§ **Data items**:
-- Begin --
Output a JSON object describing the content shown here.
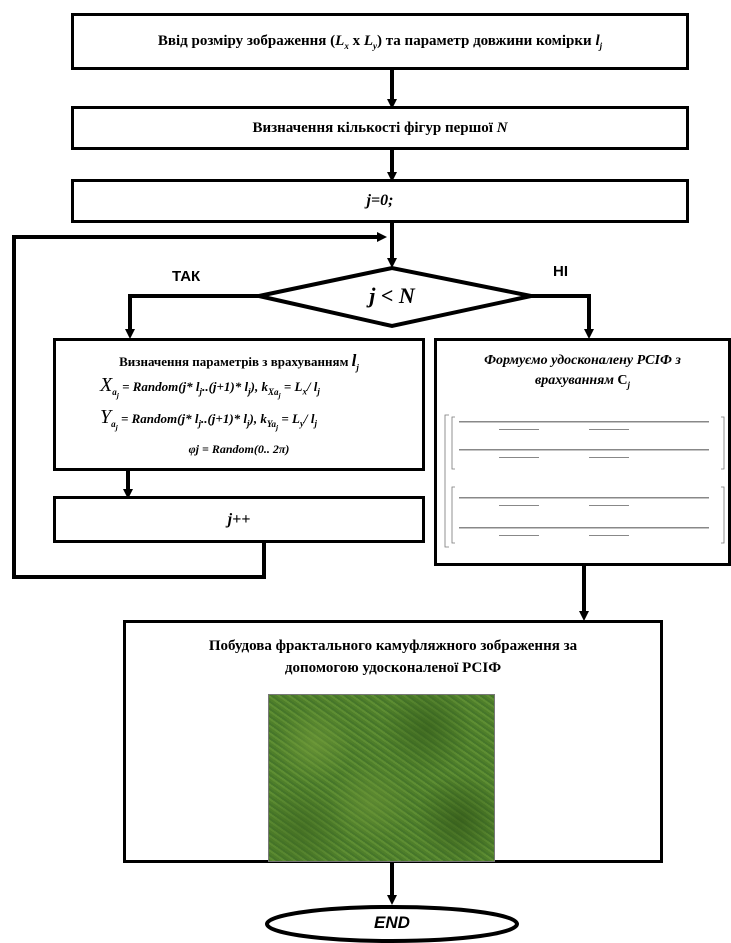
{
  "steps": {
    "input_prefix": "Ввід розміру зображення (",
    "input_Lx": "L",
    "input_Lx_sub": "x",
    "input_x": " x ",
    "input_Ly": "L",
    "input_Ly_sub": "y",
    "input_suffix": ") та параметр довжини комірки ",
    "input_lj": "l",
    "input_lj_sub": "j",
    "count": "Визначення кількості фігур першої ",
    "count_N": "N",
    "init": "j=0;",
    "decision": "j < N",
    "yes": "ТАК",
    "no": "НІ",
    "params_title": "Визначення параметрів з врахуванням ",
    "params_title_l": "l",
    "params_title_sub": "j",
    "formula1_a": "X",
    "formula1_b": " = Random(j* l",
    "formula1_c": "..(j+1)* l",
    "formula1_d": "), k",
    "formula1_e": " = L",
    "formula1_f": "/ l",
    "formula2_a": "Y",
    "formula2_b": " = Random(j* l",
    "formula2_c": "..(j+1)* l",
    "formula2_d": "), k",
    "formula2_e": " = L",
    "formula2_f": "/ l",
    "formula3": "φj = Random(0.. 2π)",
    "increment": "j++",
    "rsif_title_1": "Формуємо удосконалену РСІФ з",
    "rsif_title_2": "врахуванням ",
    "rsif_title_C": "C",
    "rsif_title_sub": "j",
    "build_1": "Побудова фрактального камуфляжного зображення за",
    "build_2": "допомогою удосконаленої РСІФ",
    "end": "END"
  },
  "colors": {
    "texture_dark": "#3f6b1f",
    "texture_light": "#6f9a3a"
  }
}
-- End --
§ **EXERCISE BRIEF**: Write out the full listing verbatim, excluding its pictures.

§ **TASK RESPONSE**:
Output a JSON object describing the content shown here.
{
  "steps": {
    "input_prefix": "Ввід розміру зображення (",
    "input_Lx": "L",
    "input_Lx_sub": "x",
    "input_x": " x ",
    "input_Ly": "L",
    "input_Ly_sub": "y",
    "input_suffix": ") та параметр довжини комірки ",
    "input_lj": "l",
    "input_lj_sub": "j",
    "count": "Визначення кількості фігур першої ",
    "count_N": "N",
    "init": "j=0;",
    "decision": "j < N",
    "yes": "ТАК",
    "no": "НІ",
    "params_title": "Визначення параметрів з врахуванням ",
    "params_title_l": "l",
    "params_title_sub": "j",
    "formula1_a": "X",
    "formula1_b": " = Random(j* l",
    "formula1_c": "..(j+1)* l",
    "formula1_d": "), k",
    "formula1_e": " = L",
    "formula1_f": "/ l",
    "formula2_a": "Y",
    "formula2_b": " = Random(j* l",
    "formula2_c": "..(j+1)* l",
    "formula2_d": "), k",
    "formula2_e": " = L",
    "formula2_f": "/ l",
    "formula3": "φj = Random(0.. 2π)",
    "increment": "j++",
    "rsif_title_1": "Формуємо удосконалену РСІФ з",
    "rsif_title_2": "врахуванням ",
    "rsif_title_C": "C",
    "rsif_title_sub": "j",
    "build_1": "Побудова фрактального камуфляжного зображення за",
    "build_2": "допомогою удосконаленої РСІФ",
    "end": "END"
  },
  "colors": {
    "texture_dark": "#3f6b1f",
    "texture_light": "#6f9a3a"
  }
}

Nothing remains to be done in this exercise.